> **SUPPLIED DATA**:
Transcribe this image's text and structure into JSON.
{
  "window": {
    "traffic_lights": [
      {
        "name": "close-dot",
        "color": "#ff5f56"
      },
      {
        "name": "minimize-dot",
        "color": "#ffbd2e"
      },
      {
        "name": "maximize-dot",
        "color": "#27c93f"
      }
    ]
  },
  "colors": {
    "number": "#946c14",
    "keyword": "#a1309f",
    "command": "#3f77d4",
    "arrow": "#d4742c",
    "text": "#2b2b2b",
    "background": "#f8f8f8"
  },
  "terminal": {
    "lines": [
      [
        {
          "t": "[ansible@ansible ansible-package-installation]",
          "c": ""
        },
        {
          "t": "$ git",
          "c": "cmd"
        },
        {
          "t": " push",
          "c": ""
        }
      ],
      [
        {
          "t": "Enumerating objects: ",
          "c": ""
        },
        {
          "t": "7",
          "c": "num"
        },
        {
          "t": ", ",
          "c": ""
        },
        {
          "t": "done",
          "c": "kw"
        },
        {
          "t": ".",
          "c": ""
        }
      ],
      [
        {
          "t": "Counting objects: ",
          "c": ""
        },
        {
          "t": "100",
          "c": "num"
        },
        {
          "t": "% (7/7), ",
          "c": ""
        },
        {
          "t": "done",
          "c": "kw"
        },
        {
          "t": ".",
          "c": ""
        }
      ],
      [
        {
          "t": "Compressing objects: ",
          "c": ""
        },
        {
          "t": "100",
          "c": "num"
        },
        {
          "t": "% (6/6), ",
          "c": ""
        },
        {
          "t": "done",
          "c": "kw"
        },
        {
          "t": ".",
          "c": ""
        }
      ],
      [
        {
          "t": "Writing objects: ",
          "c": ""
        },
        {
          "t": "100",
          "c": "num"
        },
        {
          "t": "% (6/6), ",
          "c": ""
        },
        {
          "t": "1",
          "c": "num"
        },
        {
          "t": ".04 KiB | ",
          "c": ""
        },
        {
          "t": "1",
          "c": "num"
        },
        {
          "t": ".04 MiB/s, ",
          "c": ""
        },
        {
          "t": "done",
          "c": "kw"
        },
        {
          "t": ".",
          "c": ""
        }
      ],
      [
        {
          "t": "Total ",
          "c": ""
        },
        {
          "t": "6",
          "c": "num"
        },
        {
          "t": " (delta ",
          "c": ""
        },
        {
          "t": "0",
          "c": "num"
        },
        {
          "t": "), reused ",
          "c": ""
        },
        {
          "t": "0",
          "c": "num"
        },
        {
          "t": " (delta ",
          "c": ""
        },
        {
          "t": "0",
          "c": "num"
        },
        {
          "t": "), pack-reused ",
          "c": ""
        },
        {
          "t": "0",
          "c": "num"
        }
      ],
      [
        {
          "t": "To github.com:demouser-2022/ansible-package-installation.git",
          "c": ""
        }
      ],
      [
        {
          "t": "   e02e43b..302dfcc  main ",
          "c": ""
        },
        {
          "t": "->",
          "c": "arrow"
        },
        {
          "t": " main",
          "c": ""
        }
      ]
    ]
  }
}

> **WHAT NEEDS TO BE DONE**:
Produce an exact copy of the whole listing.

> **TASK RESPONSE**:
Transcribe this image's text and structure into JSON.
{
  "window": {
    "traffic_lights": [
      {
        "name": "close-dot",
        "color": "#ff5f56"
      },
      {
        "name": "minimize-dot",
        "color": "#ffbd2e"
      },
      {
        "name": "maximize-dot",
        "color": "#27c93f"
      }
    ]
  },
  "colors": {
    "number": "#946c14",
    "keyword": "#a1309f",
    "command": "#3f77d4",
    "arrow": "#d4742c",
    "text": "#2b2b2b",
    "background": "#f8f8f8"
  },
  "terminal": {
    "lines": [
      [
        {
          "t": "[ansible@ansible ansible-package-installation]",
          "c": ""
        },
        {
          "t": "$ git",
          "c": "cmd"
        },
        {
          "t": " push",
          "c": ""
        }
      ],
      [
        {
          "t": "Enumerating objects: ",
          "c": ""
        },
        {
          "t": "7",
          "c": "num"
        },
        {
          "t": ", ",
          "c": ""
        },
        {
          "t": "done",
          "c": "kw"
        },
        {
          "t": ".",
          "c": ""
        }
      ],
      [
        {
          "t": "Counting objects: ",
          "c": ""
        },
        {
          "t": "100",
          "c": "num"
        },
        {
          "t": "% (7/7), ",
          "c": ""
        },
        {
          "t": "done",
          "c": "kw"
        },
        {
          "t": ".",
          "c": ""
        }
      ],
      [
        {
          "t": "Compressing objects: ",
          "c": ""
        },
        {
          "t": "100",
          "c": "num"
        },
        {
          "t": "% (6/6), ",
          "c": ""
        },
        {
          "t": "done",
          "c": "kw"
        },
        {
          "t": ".",
          "c": ""
        }
      ],
      [
        {
          "t": "Writing objects: ",
          "c": ""
        },
        {
          "t": "100",
          "c": "num"
        },
        {
          "t": "% (6/6), ",
          "c": ""
        },
        {
          "t": "1",
          "c": "num"
        },
        {
          "t": ".04 KiB | ",
          "c": ""
        },
        {
          "t": "1",
          "c": "num"
        },
        {
          "t": ".04 MiB/s, ",
          "c": ""
        },
        {
          "t": "done",
          "c": "kw"
        },
        {
          "t": ".",
          "c": ""
        }
      ],
      [
        {
          "t": "Total ",
          "c": ""
        },
        {
          "t": "6",
          "c": "num"
        },
        {
          "t": " (delta ",
          "c": ""
        },
        {
          "t": "0",
          "c": "num"
        },
        {
          "t": "), reused ",
          "c": ""
        },
        {
          "t": "0",
          "c": "num"
        },
        {
          "t": " (delta ",
          "c": ""
        },
        {
          "t": "0",
          "c": "num"
        },
        {
          "t": "), pack-reused ",
          "c": ""
        },
        {
          "t": "0",
          "c": "num"
        }
      ],
      [
        {
          "t": "To github.com:demouser-2022/ansible-package-installation.git",
          "c": ""
        }
      ],
      [
        {
          "t": "   e02e43b..302dfcc  main ",
          "c": ""
        },
        {
          "t": "->",
          "c": "arrow"
        },
        {
          "t": " main",
          "c": ""
        }
      ]
    ]
  }
}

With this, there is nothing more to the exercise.